> **What you will do**
From the entries below, count every line that contains the word "friendly". Please give the number and nothing else.

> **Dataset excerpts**
++++++

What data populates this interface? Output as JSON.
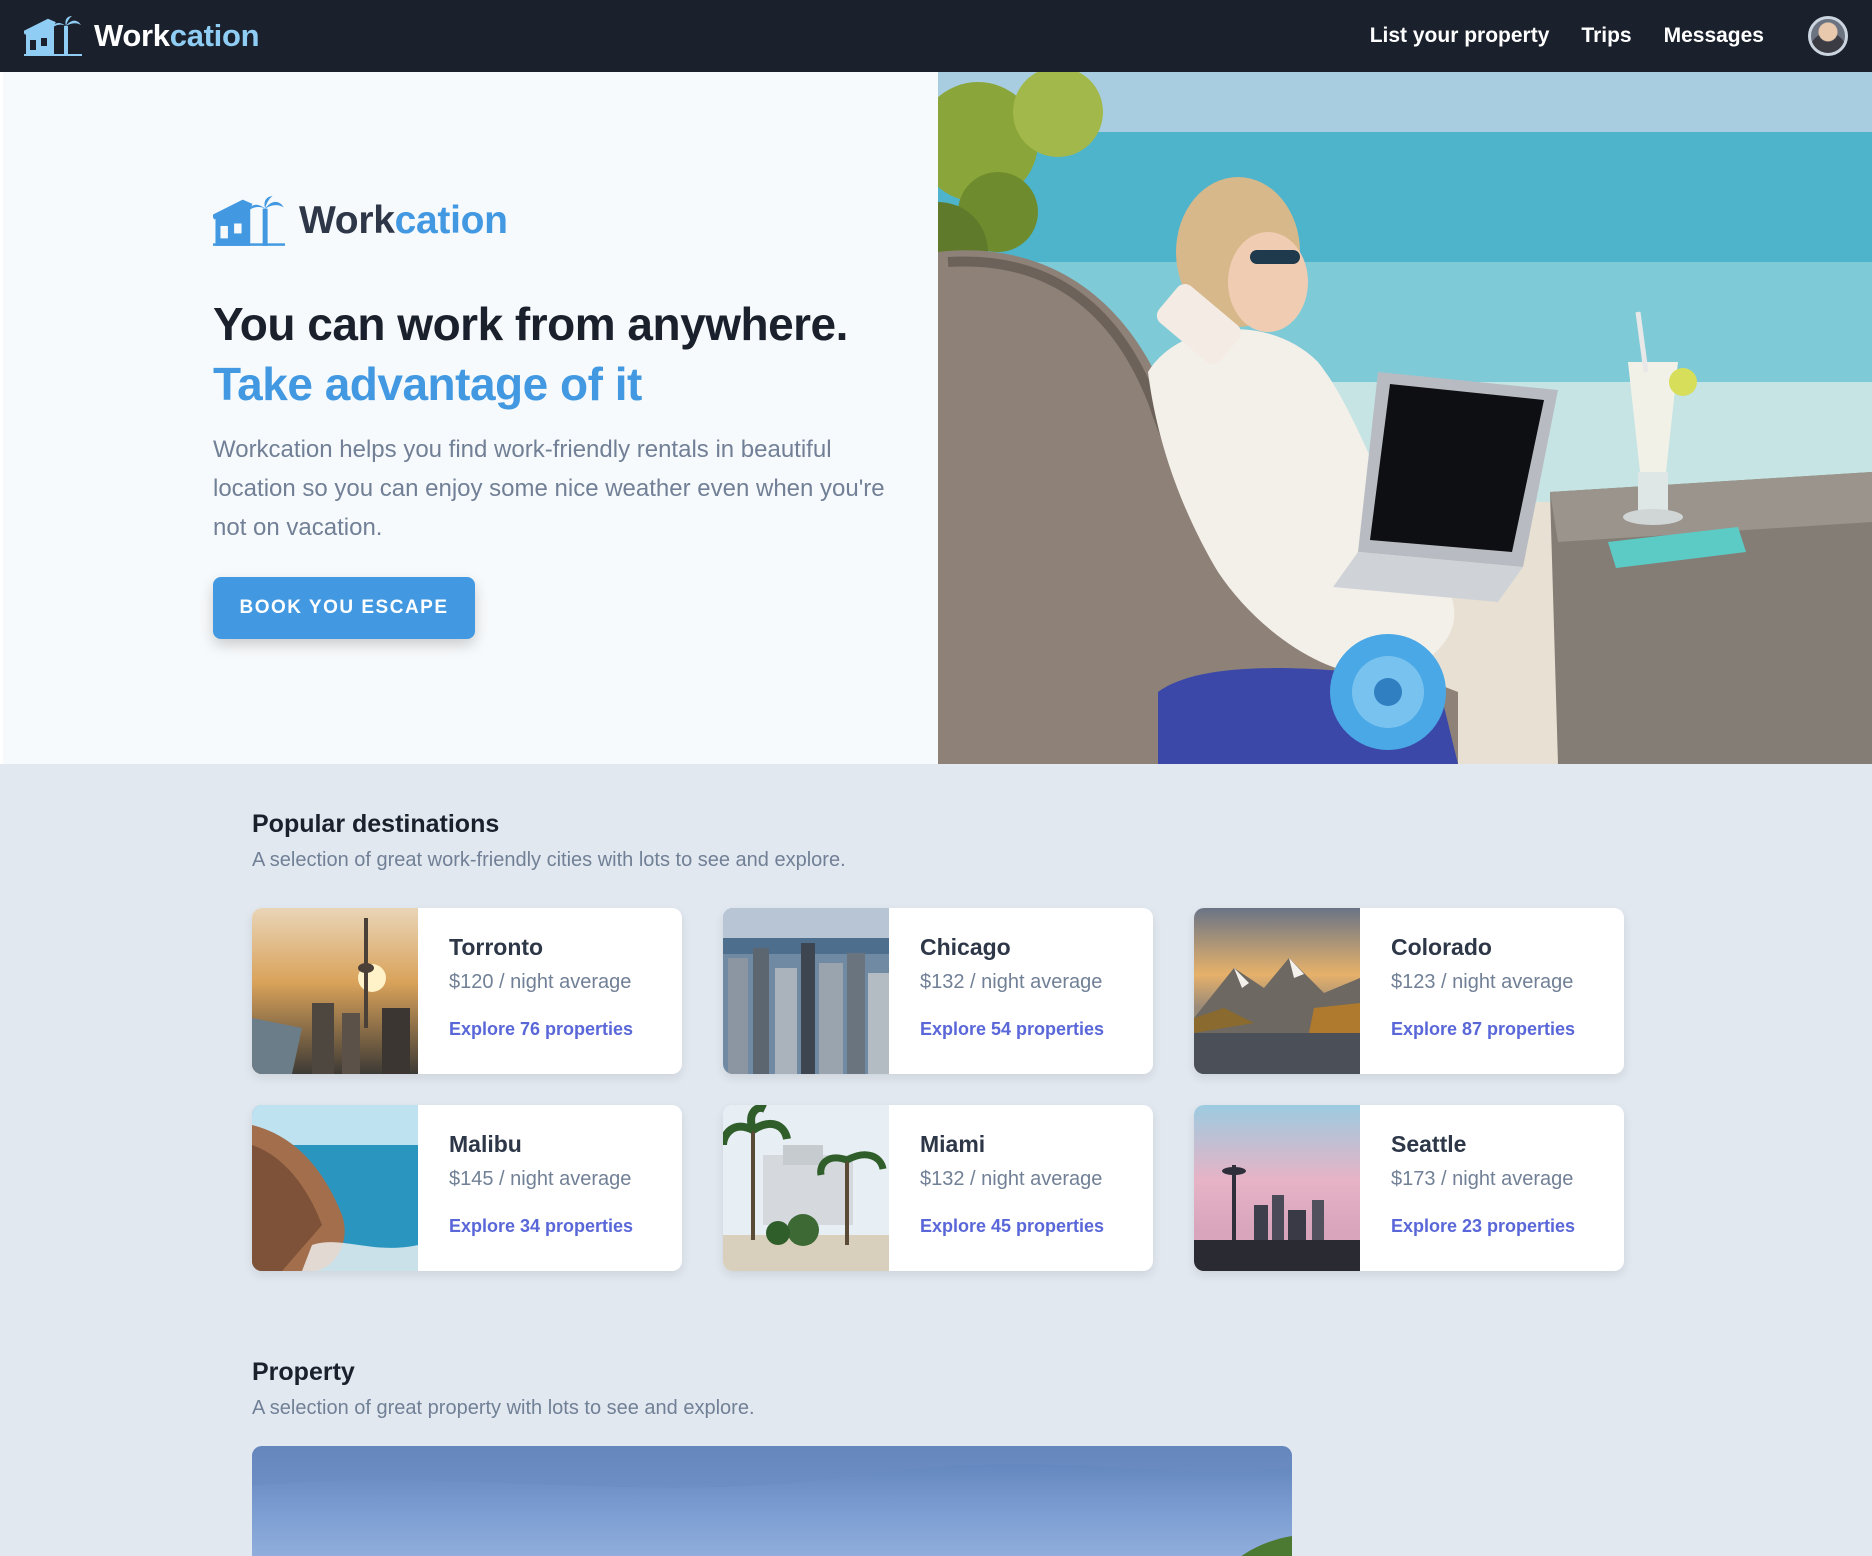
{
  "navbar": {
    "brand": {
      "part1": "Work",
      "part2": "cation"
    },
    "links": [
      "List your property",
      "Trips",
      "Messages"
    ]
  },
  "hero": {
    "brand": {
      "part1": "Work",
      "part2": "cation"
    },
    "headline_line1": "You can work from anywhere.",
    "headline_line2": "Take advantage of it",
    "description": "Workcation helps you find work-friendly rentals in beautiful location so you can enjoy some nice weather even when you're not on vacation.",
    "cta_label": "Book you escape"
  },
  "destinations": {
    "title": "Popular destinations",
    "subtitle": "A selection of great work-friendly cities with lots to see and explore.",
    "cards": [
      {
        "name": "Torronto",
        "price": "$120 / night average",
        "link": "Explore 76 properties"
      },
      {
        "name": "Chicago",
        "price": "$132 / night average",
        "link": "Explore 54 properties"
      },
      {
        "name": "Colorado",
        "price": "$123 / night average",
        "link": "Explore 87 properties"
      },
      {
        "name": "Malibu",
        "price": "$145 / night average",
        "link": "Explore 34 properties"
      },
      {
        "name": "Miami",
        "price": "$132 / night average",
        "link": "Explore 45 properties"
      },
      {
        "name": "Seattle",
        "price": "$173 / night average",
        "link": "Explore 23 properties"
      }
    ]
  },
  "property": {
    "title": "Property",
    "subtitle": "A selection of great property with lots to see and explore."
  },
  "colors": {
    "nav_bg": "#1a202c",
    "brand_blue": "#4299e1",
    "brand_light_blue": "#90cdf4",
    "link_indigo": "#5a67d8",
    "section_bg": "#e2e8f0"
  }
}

++++++

> **Task answer**
2